[Figure content listings]
::::::::::

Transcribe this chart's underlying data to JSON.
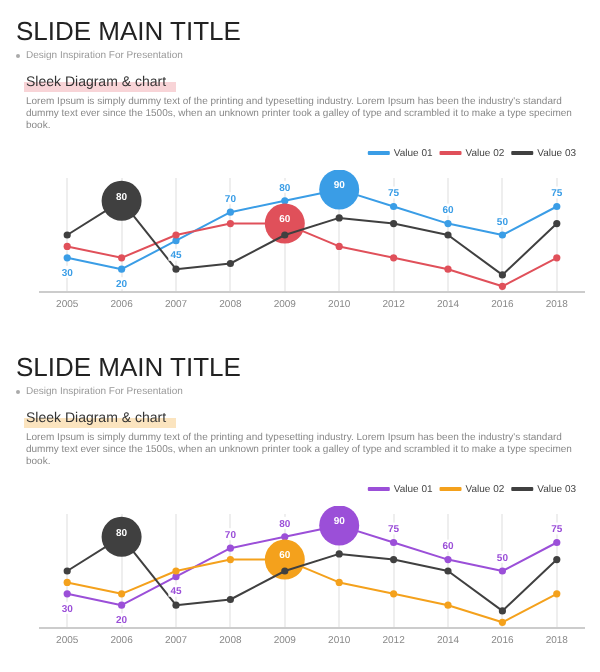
{
  "chart_data": [
    {
      "type": "line",
      "title": "SLIDE MAIN TITLE",
      "subtitle": "Design Inspiration For Presentation",
      "annotations": [
        "Sleek Diagram & chart",
        "Lorem Ipsum is simply dummy text of the printing and typesetting industry. Lorem Ipsum has been the industry's standard dummy text ever since the 1500s, when an unknown printer took a galley of type and scrambled it to make a type specimen book."
      ],
      "categories": [
        "2005",
        "2006",
        "2007",
        "2008",
        "2009",
        "2010",
        "2012",
        "2014",
        "2016",
        "2018"
      ],
      "series": [
        {
          "name": "Value 01",
          "color": "#3a9de6",
          "values": [
            30,
            20,
            45,
            70,
            80,
            90,
            75,
            60,
            50,
            75
          ],
          "value_labels": [
            "30",
            "20",
            "45",
            "70",
            "80",
            "90",
            "75",
            "60",
            "50",
            "75"
          ]
        },
        {
          "name": "Value 02",
          "color": "#e0505a",
          "values": [
            40,
            30,
            50,
            60,
            60,
            40,
            30,
            20,
            5,
            30
          ],
          "value_labels": [
            null,
            null,
            null,
            null,
            "60",
            null,
            null,
            null,
            null,
            null
          ]
        },
        {
          "name": "Value 03",
          "color": "#404040",
          "values": [
            50,
            80,
            20,
            25,
            50,
            65,
            60,
            50,
            15,
            60
          ],
          "value_labels": [
            null,
            "80",
            null,
            null,
            null,
            null,
            null,
            null,
            null,
            null
          ]
        }
      ],
      "grid": "x",
      "legend": "top right",
      "marker": "circle",
      "line_style": "solid"
    },
    {
      "type": "line",
      "title": "SLIDE MAIN TITLE",
      "subtitle": "Design Inspiration For Presentation",
      "annotations": [
        "Sleek Diagram & chart",
        "Lorem Ipsum is simply dummy text of the printing and typesetting industry. Lorem Ipsum has been the industry's standard dummy text ever since the 1500s, when an unknown printer took a galley of type and scrambled it to make a type specimen book."
      ],
      "categories": [
        "2005",
        "2006",
        "2007",
        "2008",
        "2009",
        "2010",
        "2012",
        "2014",
        "2016",
        "2018"
      ],
      "series": [
        {
          "name": "Value 01",
          "color": "#9b4fd8",
          "values": [
            30,
            20,
            45,
            70,
            80,
            90,
            75,
            60,
            50,
            75
          ],
          "value_labels": [
            "30",
            "20",
            "45",
            "70",
            "80",
            "90",
            "75",
            "60",
            "50",
            "75"
          ]
        },
        {
          "name": "Value 02",
          "color": "#f4a11c",
          "values": [
            40,
            30,
            50,
            60,
            60,
            40,
            30,
            20,
            5,
            30
          ],
          "value_labels": [
            null,
            null,
            null,
            null,
            "60",
            null,
            null,
            null,
            null,
            null
          ]
        },
        {
          "name": "Value 03",
          "color": "#404040",
          "values": [
            50,
            80,
            20,
            25,
            50,
            65,
            60,
            50,
            15,
            60
          ],
          "value_labels": [
            null,
            "80",
            null,
            null,
            null,
            null,
            null,
            null,
            null,
            null
          ]
        }
      ],
      "grid": "x",
      "legend": "top right",
      "marker": "circle",
      "line_style": "solid"
    }
  ]
}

::::::::::

Reproduce the entries above exactly. Do not include the images.

Problem solution:
Transcribe this chart's underlying data to JSON.
{
  "chart_data": [
    {
      "type": "line",
      "title": "SLIDE MAIN TITLE",
      "subtitle": "Design Inspiration For Presentation",
      "annotations": [
        "Sleek Diagram & chart",
        "Lorem Ipsum is simply dummy text of the printing and typesetting industry. Lorem Ipsum has been the industry's standard dummy text ever since the 1500s, when an unknown printer took a galley of type and scrambled it to make a type specimen book."
      ],
      "categories": [
        "2005",
        "2006",
        "2007",
        "2008",
        "2009",
        "2010",
        "2012",
        "2014",
        "2016",
        "2018"
      ],
      "series": [
        {
          "name": "Value 01",
          "color": "#3a9de6",
          "values": [
            30,
            20,
            45,
            70,
            80,
            90,
            75,
            60,
            50,
            75
          ],
          "value_labels": [
            "30",
            "20",
            "45",
            "70",
            "80",
            "90",
            "75",
            "60",
            "50",
            "75"
          ]
        },
        {
          "name": "Value 02",
          "color": "#e0505a",
          "values": [
            40,
            30,
            50,
            60,
            60,
            40,
            30,
            20,
            5,
            30
          ],
          "value_labels": [
            null,
            null,
            null,
            null,
            "60",
            null,
            null,
            null,
            null,
            null
          ]
        },
        {
          "name": "Value 03",
          "color": "#404040",
          "values": [
            50,
            80,
            20,
            25,
            50,
            65,
            60,
            50,
            15,
            60
          ],
          "value_labels": [
            null,
            "80",
            null,
            null,
            null,
            null,
            null,
            null,
            null,
            null
          ]
        }
      ],
      "grid": "x",
      "legend": "top right",
      "marker": "circle",
      "line_style": "solid"
    },
    {
      "type": "line",
      "title": "SLIDE MAIN TITLE",
      "subtitle": "Design Inspiration For Presentation",
      "annotations": [
        "Sleek Diagram & chart",
        "Lorem Ipsum is simply dummy text of the printing and typesetting industry. Lorem Ipsum has been the industry's standard dummy text ever since the 1500s, when an unknown printer took a galley of type and scrambled it to make a type specimen book."
      ],
      "categories": [
        "2005",
        "2006",
        "2007",
        "2008",
        "2009",
        "2010",
        "2012",
        "2014",
        "2016",
        "2018"
      ],
      "series": [
        {
          "name": "Value 01",
          "color": "#9b4fd8",
          "values": [
            30,
            20,
            45,
            70,
            80,
            90,
            75,
            60,
            50,
            75
          ],
          "value_labels": [
            "30",
            "20",
            "45",
            "70",
            "80",
            "90",
            "75",
            "60",
            "50",
            "75"
          ]
        },
        {
          "name": "Value 02",
          "color": "#f4a11c",
          "values": [
            40,
            30,
            50,
            60,
            60,
            40,
            30,
            20,
            5,
            30
          ],
          "value_labels": [
            null,
            null,
            null,
            null,
            "60",
            null,
            null,
            null,
            null,
            null
          ]
        },
        {
          "name": "Value 03",
          "color": "#404040",
          "values": [
            50,
            80,
            20,
            25,
            50,
            65,
            60,
            50,
            15,
            60
          ],
          "value_labels": [
            null,
            "80",
            null,
            null,
            null,
            null,
            null,
            null,
            null,
            null
          ]
        }
      ],
      "grid": "x",
      "legend": "top right",
      "marker": "circle",
      "line_style": "solid"
    }
  ]
}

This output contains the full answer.